> [What the task requires]: Among the records below, find the lines that contain "provided" and copy each of them.

Transcription dataset entries:
##############################

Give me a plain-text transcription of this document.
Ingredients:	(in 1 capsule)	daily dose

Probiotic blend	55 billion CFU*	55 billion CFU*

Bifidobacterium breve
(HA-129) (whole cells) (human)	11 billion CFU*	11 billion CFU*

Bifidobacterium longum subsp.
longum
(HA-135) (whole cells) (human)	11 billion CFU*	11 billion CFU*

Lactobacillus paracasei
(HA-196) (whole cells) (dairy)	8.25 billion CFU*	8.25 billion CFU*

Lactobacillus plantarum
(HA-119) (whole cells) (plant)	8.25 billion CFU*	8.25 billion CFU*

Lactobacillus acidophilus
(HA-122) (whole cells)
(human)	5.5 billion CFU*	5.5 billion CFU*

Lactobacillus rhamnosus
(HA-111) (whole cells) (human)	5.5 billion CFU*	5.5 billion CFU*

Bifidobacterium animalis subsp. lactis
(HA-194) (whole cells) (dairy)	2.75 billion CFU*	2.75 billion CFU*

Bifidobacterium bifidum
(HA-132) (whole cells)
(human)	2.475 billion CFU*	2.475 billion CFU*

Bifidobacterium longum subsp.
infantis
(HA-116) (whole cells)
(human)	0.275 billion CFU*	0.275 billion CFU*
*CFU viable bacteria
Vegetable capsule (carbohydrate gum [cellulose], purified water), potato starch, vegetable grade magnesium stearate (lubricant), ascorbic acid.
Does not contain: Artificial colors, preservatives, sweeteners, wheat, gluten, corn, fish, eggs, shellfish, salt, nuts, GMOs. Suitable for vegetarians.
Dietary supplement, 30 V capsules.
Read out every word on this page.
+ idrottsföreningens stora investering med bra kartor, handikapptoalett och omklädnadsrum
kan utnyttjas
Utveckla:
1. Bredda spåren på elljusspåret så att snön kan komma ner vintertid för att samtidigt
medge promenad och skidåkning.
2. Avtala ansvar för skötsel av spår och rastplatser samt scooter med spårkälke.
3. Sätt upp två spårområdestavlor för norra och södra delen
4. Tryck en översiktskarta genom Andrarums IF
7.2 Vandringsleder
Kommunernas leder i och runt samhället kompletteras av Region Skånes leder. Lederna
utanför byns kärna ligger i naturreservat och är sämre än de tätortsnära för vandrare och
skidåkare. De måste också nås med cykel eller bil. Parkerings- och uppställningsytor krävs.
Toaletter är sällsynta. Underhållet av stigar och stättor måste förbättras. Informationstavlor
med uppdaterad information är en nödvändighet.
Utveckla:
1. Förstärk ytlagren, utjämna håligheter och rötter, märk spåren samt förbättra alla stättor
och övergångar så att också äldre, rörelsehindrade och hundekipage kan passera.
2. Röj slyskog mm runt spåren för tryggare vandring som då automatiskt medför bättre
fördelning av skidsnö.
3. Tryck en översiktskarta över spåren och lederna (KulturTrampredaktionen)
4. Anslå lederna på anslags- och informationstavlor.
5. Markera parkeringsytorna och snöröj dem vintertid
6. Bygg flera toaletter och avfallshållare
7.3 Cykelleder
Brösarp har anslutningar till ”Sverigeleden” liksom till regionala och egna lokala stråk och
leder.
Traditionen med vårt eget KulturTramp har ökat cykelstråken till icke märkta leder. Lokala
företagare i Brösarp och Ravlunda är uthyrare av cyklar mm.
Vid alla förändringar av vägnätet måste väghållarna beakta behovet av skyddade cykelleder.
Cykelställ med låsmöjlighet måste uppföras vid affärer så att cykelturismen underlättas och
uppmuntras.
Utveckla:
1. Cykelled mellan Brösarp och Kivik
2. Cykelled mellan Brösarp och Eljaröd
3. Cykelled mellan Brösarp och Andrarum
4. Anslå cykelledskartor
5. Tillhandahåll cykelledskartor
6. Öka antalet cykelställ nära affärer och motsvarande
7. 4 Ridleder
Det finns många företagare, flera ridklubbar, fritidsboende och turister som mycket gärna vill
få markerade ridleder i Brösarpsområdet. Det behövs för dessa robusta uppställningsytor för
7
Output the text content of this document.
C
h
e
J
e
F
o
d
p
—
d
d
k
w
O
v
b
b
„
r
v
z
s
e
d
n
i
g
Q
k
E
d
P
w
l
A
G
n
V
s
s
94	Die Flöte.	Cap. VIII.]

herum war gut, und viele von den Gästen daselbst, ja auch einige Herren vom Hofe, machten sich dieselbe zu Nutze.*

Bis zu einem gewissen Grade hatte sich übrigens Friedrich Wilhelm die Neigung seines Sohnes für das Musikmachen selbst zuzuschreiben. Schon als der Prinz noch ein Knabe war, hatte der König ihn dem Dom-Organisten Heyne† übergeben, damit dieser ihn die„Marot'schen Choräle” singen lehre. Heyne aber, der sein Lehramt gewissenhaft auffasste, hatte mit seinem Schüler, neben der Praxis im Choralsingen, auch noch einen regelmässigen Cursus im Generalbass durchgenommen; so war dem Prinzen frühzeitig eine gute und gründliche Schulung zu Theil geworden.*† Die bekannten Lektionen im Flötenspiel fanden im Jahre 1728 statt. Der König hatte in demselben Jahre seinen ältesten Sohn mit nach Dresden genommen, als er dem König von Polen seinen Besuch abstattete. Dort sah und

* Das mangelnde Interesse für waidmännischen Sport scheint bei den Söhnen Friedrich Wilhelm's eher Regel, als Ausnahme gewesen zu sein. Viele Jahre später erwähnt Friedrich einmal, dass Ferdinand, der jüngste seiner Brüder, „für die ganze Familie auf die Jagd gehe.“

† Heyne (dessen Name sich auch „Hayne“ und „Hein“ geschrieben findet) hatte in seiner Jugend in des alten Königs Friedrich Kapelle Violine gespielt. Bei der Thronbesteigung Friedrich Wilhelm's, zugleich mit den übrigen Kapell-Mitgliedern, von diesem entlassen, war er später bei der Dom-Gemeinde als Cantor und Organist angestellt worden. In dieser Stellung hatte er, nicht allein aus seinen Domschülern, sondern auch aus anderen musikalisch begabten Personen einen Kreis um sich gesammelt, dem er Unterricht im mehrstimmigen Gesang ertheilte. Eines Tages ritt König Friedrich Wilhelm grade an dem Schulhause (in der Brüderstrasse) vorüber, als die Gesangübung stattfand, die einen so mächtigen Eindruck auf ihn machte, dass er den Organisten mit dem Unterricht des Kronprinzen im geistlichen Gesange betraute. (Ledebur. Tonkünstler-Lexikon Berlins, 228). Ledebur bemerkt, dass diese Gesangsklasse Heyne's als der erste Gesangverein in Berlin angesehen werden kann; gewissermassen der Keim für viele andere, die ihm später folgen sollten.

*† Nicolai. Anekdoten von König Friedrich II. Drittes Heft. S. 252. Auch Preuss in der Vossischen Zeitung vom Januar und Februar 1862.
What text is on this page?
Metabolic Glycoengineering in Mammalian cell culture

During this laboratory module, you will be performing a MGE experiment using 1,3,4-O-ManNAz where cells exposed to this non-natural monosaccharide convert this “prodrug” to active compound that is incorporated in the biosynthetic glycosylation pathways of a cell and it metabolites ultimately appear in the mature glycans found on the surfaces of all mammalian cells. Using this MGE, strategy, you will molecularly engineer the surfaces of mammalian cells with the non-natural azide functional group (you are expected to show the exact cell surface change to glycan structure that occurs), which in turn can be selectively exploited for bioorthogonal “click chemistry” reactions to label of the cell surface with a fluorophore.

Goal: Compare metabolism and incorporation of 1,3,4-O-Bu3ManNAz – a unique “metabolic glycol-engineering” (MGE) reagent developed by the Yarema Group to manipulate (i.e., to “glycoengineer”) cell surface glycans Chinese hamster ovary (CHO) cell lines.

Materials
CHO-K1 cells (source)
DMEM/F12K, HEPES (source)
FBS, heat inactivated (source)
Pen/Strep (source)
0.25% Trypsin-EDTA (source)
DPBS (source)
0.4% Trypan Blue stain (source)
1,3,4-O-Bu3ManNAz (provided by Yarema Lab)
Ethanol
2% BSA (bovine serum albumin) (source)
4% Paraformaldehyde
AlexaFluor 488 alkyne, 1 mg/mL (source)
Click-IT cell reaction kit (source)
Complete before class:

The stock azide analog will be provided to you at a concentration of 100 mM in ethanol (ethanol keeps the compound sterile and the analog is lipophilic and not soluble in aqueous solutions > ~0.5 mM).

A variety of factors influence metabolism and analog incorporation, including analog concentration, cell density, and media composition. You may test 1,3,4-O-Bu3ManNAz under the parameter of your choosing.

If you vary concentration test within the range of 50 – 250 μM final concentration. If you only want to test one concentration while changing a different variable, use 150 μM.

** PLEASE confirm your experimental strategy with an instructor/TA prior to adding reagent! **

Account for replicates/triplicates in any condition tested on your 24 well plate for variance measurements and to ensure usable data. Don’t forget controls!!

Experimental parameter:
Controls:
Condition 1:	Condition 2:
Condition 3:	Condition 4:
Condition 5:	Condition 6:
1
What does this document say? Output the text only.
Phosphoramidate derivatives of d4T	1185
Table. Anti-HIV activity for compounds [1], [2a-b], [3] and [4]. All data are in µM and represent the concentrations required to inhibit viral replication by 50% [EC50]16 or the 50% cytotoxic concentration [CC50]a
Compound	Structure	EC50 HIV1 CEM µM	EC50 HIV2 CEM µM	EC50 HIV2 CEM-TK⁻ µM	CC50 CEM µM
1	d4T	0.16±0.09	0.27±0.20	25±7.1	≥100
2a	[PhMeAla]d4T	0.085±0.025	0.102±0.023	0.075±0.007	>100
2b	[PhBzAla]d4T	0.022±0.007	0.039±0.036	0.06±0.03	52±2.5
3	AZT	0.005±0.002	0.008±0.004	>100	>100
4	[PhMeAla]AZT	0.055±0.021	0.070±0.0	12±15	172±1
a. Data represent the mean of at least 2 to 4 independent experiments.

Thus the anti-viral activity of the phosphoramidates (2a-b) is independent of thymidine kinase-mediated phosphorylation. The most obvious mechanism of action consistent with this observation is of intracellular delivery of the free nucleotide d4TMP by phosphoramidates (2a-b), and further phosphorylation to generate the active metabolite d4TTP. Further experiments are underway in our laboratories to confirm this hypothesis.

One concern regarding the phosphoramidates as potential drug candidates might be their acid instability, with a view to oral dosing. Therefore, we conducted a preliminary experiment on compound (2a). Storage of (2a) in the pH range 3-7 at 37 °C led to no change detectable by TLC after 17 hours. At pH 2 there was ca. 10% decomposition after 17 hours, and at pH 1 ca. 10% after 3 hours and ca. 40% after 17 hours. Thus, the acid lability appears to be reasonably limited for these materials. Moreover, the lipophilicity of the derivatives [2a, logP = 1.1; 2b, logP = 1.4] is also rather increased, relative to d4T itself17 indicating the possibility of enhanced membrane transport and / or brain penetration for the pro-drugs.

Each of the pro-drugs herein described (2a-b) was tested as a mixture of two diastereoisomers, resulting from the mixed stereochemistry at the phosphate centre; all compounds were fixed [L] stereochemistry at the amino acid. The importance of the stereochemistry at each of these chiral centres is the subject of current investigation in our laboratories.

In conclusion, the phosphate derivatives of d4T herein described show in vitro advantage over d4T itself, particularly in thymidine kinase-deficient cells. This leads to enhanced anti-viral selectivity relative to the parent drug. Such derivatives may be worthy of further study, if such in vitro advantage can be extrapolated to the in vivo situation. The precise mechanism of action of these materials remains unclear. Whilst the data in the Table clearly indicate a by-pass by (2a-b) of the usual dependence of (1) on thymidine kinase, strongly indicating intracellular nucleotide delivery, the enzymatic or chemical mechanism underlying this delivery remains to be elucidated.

##############################

> [Solution to this task]:
1,3,4-O-Bu3ManNAz (provided by Yarema Lab)
The stock azide analog will be provided to you at a concentration of 100 mM in ethanol (ethanol keeps the compound sterile and the analog is lipophilic and not soluble in aqueous solutions > ~0.5 mM).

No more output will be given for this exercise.